Copy every line of the data that includes the string "กงานตรวจเง".

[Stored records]
::::::

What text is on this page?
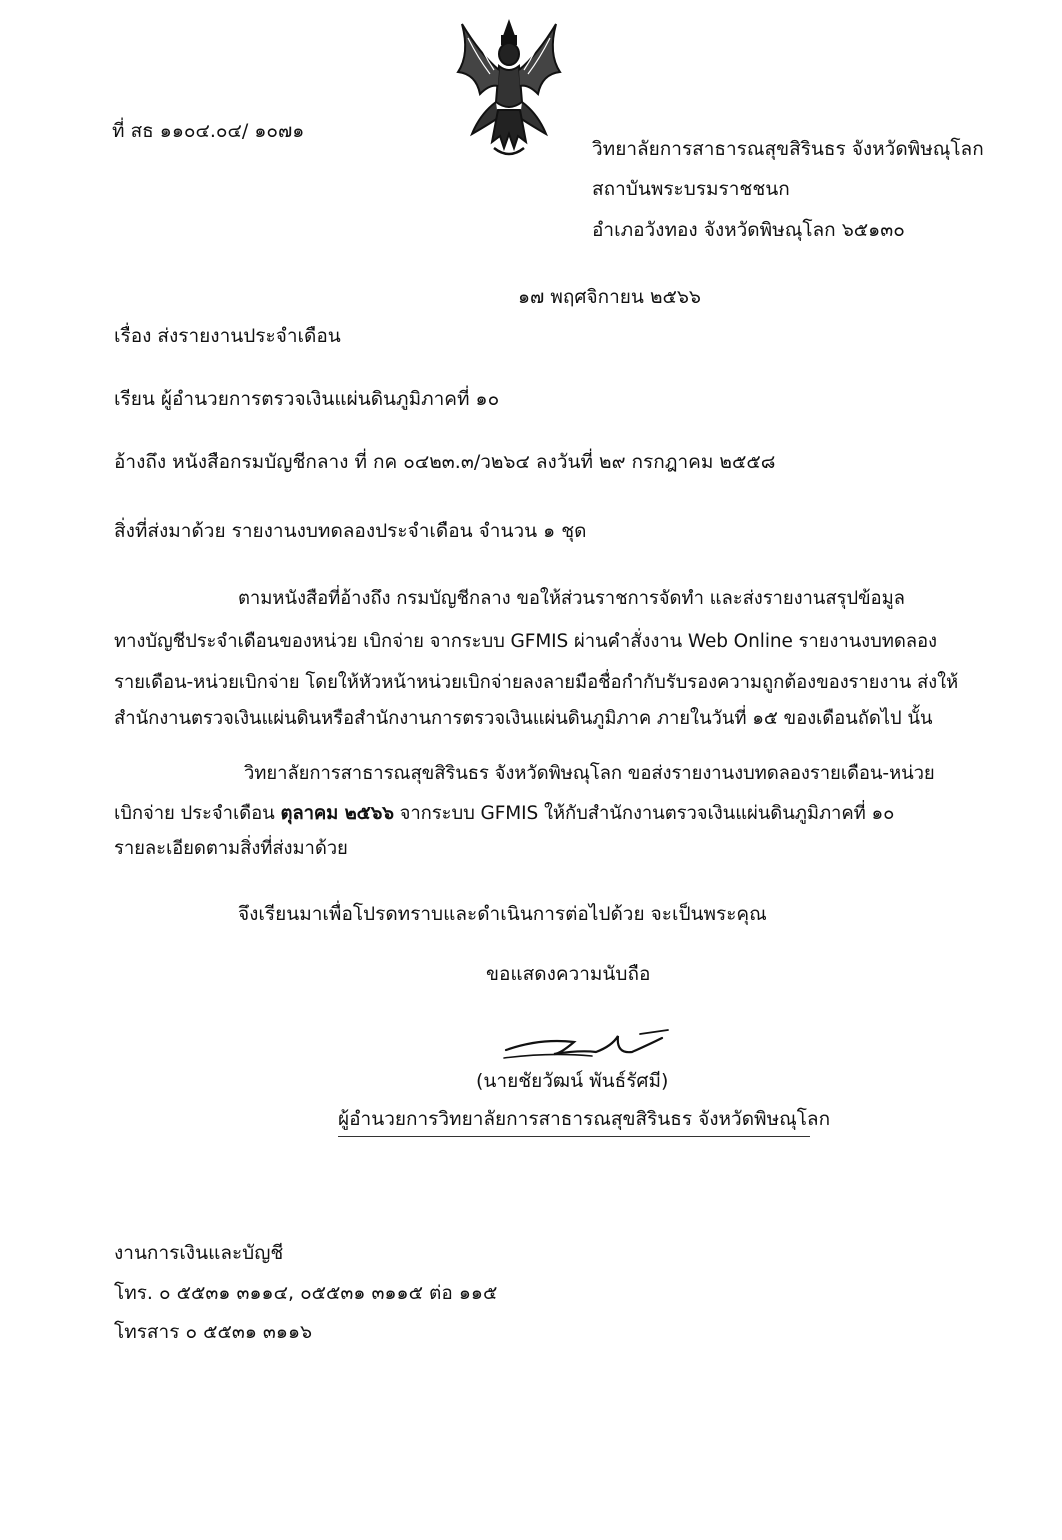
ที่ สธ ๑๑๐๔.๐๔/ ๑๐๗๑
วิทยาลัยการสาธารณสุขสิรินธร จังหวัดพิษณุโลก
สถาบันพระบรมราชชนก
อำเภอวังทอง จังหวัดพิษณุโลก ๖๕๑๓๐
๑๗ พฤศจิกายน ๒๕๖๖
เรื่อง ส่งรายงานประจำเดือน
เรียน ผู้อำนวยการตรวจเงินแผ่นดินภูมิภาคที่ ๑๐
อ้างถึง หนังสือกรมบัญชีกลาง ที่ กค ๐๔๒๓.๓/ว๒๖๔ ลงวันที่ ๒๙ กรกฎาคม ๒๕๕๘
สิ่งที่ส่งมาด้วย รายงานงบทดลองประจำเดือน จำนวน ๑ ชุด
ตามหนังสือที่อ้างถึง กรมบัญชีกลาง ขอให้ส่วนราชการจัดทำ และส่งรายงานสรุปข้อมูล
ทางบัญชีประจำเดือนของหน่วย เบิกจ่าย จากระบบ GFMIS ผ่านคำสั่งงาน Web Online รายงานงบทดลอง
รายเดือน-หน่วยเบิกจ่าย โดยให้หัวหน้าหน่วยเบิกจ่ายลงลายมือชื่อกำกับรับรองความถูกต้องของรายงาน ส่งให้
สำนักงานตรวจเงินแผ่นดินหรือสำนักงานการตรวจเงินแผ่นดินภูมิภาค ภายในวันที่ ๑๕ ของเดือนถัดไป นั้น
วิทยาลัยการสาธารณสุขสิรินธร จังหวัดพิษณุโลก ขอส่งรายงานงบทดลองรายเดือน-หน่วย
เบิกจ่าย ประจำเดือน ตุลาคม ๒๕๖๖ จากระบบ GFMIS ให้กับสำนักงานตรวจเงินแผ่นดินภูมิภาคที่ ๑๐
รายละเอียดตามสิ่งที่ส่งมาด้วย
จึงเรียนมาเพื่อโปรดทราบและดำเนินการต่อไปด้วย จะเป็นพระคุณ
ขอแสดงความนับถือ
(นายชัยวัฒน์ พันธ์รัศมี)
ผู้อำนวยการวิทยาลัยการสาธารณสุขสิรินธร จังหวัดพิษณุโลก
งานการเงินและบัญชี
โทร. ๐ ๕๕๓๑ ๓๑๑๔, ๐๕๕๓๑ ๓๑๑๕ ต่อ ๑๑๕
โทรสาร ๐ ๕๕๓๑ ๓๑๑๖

::::::

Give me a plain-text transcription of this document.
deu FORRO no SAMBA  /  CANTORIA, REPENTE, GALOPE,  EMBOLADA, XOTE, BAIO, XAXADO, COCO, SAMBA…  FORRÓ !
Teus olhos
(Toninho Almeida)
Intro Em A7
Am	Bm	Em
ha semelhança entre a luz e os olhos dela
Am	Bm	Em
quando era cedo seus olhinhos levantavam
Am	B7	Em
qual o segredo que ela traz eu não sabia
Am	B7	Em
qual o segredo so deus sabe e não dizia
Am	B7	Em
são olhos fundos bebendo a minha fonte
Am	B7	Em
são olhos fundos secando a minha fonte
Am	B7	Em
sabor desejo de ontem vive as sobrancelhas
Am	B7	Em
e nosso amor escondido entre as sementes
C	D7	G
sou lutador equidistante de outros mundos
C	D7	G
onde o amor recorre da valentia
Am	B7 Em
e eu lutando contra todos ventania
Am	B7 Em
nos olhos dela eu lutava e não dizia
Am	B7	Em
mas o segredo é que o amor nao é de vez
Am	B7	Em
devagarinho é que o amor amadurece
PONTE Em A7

::::::

■ **EXERCISE RESPONSE**:
สำนักงานตรวจเงินแผ่นดินหรือสำนักงานการตรวจเงินแผ่นดินภูมิภาค ภายในวันที่ ๑๕ ของเดือนถัดไป นั้น
เบิกจ่าย ประจำเดือน ตุลาคม ๒๕๖๖ จากระบบ GFMIS ให้กับสำนักงานตรวจเงินแผ่นดินภูมิภาคที่ ๑๐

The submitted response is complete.